# [Listed entries]
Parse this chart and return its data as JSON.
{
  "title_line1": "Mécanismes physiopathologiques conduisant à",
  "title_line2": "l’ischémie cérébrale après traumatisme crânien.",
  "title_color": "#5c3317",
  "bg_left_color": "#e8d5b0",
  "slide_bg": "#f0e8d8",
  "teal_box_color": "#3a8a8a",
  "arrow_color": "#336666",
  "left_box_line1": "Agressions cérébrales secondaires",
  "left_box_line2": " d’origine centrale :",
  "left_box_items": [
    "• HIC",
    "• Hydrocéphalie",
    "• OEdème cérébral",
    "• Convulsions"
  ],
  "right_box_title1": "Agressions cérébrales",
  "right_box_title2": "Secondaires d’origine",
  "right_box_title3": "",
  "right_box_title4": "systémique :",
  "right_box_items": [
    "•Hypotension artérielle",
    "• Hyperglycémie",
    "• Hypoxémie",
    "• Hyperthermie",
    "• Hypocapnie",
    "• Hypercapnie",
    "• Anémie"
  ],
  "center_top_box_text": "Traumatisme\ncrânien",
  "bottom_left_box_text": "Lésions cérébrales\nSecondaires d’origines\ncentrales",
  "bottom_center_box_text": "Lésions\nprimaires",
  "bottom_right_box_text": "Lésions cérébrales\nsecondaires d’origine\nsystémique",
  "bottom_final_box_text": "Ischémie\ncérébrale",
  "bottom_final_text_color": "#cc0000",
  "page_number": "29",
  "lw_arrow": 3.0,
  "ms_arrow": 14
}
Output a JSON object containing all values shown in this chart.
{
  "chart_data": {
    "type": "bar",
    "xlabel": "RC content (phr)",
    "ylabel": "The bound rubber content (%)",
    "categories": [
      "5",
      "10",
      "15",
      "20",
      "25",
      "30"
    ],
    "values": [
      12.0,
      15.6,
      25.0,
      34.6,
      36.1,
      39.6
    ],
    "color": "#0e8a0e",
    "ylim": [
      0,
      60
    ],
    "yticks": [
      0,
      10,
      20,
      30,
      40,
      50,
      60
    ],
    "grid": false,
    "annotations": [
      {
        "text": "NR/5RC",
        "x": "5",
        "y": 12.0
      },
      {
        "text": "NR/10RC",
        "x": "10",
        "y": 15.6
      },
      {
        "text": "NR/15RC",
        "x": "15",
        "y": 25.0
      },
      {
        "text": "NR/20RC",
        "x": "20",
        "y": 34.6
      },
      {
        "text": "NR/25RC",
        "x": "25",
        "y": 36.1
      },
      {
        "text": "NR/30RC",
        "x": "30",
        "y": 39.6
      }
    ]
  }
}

# [Exercise]
Extract the full listing and reproduce each line exactly.

# [Result of the task]
Parse this chart and return its data as JSON.
{
  "title_line1": "Mécanismes physiopathologiques conduisant à",
  "title_line2": "l’ischémie cérébrale après traumatisme crânien.",
  "title_color": "#5c3317",
  "bg_left_color": "#e8d5b0",
  "slide_bg": "#f0e8d8",
  "teal_box_color": "#3a8a8a",
  "arrow_color": "#336666",
  "left_box_line1": "Agressions cérébrales secondaires",
  "left_box_line2": " d’origine centrale :",
  "left_box_items": [
    "• HIC",
    "• Hydrocéphalie",
    "• OEdème cérébral",
    "• Convulsions"
  ],
  "right_box_title1": "Agressions cérébrales",
  "right_box_title2": "Secondaires d’origine",
  "right_box_title3": "",
  "right_box_title4": "systémique :",
  "right_box_items": [
    "•Hypotension artérielle",
    "• Hyperglycémie",
    "• Hypoxémie",
    "• Hyperthermie",
    "• Hypocapnie",
    "• Hypercapnie",
    "• Anémie"
  ],
  "center_top_box_text": "Traumatisme\ncrânien",
  "bottom_left_box_text": "Lésions cérébrales\nSecondaires d’origines\ncentrales",
  "bottom_center_box_text": "Lésions\nprimaires",
  "bottom_right_box_text": "Lésions cérébrales\nsecondaires d’origine\nsystémique",
  "bottom_final_box_text": "Ischémie\ncérébrale",
  "bottom_final_text_color": "#cc0000",
  "page_number": "29",
  "lw_arrow": 3.0,
  "ms_arrow": 14
}
Output a JSON object containing all values shown in this chart.
{
  "chart_data": {
    "type": "bar",
    "xlabel": "RC content (phr)",
    "ylabel": "The bound rubber content (%)",
    "categories": [
      "5",
      "10",
      "15",
      "20",
      "25",
      "30"
    ],
    "values": [
      12.0,
      15.6,
      25.0,
      34.6,
      36.1,
      39.6
    ],
    "color": "#0e8a0e",
    "ylim": [
      0,
      60
    ],
    "yticks": [
      0,
      10,
      20,
      30,
      40,
      50,
      60
    ],
    "grid": false,
    "annotations": [
      {
        "text": "NR/5RC",
        "x": "5",
        "y": 12.0
      },
      {
        "text": "NR/10RC",
        "x": "10",
        "y": 15.6
      },
      {
        "text": "NR/15RC",
        "x": "15",
        "y": 25.0
      },
      {
        "text": "NR/20RC",
        "x": "20",
        "y": 34.6
      },
      {
        "text": "NR/25RC",
        "x": "25",
        "y": 36.1
      },
      {
        "text": "NR/30RC",
        "x": "30",
        "y": 39.6
      }
    ]
  }
}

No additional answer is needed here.